TEXT BLOCK:
# Alternator Voltage?



## snowwy66 (Nov 5, 2017)

That's how it works.

We all read the same.


----------



## BDCCruze (Jul 12, 2017)

Did you charge the battery before installing it?

Make sure the negative ground cable runs though the sensor loop in the front.

Also double check all of the connections around the positive terminal. There have been a few occasions where people have not correctly tightened those post back up.


----------



## 17Hatch6MT (Dec 28, 2015)

To improve fuel economy, the computer runs the alternator during times of engine braking & avoids running it at other times. Wonder if this is what you're seeing?


----------



## revjpeterson (Oct 2, 2013)

6adz00ks said:


> I think I have a bad alternator on the dash it reads 15 volts and sometimes as low as 12.2 with a new battery. Wondering what other peoples voltage reads on the dash?


That's perfectly normal. The CTD has a variable output alternator, which varies the voltage to maximize fuel economy. Mine has run as low as 12, or as high as 17.2 under the most extreme conditions (cold engine, low ambient temp, high electrical load) for all 182k miles I have driven it. Unless it consistently runs under 12v, throws a code, etc. just keep driving as normal, because nothing's wrong.


----------

REQUIREMENTS:
(a) Using the alternator voltage thread, say whether each statement agrees with it. Answer yes or no, and quote the deciding words. (i) revjpeterson's alternator has reached 17.2 volts. (ii) 17Hatch6MT says the computer runs the alternator all the time to improve fuel economy. (iii) revjpeterson treats a dash reading between 12.2 and 15 volts as a sign of trouble.
(b) From the alternator voltage thread, extract the passage starting at "## snowwy66 (Nov" and ending at "before installing it?".
The rows after the thread have no part in this.

RECORD EXTRACTS:
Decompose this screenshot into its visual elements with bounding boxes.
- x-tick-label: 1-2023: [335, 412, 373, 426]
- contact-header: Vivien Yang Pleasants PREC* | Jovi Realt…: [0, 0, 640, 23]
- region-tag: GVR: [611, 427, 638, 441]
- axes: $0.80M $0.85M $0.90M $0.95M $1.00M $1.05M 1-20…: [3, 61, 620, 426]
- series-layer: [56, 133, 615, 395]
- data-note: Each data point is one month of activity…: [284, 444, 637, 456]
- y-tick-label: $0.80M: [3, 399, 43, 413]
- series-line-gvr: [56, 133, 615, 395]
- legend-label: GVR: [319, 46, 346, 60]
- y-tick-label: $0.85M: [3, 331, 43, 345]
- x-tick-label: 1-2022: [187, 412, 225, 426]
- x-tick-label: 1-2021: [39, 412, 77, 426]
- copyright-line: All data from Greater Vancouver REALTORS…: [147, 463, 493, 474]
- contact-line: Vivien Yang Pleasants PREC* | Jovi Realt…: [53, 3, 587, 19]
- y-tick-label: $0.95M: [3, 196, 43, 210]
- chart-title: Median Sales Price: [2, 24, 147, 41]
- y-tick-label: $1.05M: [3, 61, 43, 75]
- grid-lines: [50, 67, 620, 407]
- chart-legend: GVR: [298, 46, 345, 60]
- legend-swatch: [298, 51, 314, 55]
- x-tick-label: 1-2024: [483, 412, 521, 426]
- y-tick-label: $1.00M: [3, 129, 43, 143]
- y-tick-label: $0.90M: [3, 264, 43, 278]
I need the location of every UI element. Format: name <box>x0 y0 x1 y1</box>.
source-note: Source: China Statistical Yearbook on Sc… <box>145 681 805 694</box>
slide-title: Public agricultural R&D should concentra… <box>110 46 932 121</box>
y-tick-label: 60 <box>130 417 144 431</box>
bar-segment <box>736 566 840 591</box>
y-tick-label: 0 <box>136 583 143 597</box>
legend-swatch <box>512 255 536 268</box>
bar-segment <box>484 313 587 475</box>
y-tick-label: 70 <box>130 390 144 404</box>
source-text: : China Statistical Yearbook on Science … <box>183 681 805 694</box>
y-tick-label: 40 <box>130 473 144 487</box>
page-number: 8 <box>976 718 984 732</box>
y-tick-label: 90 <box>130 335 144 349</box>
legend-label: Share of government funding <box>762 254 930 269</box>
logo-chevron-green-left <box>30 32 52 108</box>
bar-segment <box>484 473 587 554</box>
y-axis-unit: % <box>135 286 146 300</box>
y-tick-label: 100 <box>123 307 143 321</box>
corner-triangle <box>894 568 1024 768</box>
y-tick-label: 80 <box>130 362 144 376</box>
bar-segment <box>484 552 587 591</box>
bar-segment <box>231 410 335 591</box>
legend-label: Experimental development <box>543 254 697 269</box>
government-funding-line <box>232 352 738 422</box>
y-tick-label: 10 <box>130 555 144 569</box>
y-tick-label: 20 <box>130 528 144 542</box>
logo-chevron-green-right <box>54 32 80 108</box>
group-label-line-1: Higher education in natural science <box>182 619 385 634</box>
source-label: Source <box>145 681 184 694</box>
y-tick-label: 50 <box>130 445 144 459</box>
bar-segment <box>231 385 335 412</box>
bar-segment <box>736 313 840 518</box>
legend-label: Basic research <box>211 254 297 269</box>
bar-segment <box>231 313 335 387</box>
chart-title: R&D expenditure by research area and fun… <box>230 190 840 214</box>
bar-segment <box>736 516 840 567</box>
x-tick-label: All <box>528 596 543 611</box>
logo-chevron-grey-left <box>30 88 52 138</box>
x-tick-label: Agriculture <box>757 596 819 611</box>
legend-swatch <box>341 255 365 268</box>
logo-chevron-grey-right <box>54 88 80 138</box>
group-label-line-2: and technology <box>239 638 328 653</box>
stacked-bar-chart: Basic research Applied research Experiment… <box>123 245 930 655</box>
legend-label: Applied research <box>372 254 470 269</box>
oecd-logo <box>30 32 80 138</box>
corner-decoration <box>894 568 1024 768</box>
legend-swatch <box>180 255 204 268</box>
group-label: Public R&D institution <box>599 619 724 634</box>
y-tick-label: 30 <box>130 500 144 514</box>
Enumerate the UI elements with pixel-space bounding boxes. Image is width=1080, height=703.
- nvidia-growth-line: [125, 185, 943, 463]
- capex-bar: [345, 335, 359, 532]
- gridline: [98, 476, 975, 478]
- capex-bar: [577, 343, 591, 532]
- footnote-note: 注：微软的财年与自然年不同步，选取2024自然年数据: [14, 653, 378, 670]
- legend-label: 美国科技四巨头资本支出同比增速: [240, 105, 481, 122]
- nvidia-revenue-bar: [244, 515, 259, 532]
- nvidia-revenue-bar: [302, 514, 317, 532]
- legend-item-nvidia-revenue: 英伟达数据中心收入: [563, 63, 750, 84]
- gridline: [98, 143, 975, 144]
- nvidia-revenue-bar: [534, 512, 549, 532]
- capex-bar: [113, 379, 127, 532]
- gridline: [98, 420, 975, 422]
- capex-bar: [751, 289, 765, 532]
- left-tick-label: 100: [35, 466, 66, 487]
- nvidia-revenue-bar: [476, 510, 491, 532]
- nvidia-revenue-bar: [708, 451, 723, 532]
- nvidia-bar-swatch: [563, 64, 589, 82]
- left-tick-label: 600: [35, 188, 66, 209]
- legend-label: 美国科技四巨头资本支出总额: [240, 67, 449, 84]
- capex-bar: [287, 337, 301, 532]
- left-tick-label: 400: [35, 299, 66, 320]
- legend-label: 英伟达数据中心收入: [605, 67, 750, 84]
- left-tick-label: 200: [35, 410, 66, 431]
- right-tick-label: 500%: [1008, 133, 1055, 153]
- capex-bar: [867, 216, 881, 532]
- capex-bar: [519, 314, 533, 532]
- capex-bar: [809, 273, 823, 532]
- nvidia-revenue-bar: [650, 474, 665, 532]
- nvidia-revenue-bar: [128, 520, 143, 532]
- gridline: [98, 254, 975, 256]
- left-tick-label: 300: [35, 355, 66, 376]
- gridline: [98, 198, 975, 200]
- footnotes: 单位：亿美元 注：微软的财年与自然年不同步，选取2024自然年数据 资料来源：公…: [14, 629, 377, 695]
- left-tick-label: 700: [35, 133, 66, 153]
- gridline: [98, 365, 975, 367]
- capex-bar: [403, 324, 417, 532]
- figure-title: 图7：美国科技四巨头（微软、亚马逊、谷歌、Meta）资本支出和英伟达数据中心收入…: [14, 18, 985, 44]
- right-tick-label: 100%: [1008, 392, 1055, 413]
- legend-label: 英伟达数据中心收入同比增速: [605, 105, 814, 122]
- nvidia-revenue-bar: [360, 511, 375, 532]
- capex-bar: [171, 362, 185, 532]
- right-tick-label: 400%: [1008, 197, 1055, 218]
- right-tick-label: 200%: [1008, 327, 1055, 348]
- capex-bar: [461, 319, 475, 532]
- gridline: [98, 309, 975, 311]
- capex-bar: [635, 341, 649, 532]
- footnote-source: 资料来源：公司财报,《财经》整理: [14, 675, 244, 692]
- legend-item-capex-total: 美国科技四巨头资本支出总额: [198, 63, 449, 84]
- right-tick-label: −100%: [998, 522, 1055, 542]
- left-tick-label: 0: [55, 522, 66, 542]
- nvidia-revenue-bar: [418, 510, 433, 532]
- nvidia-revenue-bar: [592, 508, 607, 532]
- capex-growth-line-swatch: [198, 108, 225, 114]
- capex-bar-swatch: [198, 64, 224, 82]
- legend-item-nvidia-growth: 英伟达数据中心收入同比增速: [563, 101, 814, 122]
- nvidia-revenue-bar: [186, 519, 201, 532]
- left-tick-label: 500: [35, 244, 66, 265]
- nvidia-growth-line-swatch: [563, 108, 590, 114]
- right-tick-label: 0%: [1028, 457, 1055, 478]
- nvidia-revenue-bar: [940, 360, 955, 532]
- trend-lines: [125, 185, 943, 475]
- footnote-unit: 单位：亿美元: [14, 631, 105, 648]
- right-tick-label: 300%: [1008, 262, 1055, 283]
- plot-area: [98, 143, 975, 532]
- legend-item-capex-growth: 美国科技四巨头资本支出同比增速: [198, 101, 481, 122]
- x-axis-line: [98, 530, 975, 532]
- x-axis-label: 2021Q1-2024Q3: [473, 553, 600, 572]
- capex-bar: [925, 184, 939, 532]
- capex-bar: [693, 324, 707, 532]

EXERCISE SOLUTIONS:
(a)
(i) Yes: "Mine has run as low as 12, or as high as 17.2 under the most extreme conditions"
(ii) No: "the computer runs the alternator during times of engine braking & avoids running it at other times"
(iii) No: "That's perfectly normal."

(b)
## snowwy66 (Nov 5, 2017)

That's how it works.

We all read the same.


----------



## BDCCruze (Jul 12, 2017)

Did you charge the battery before installing it?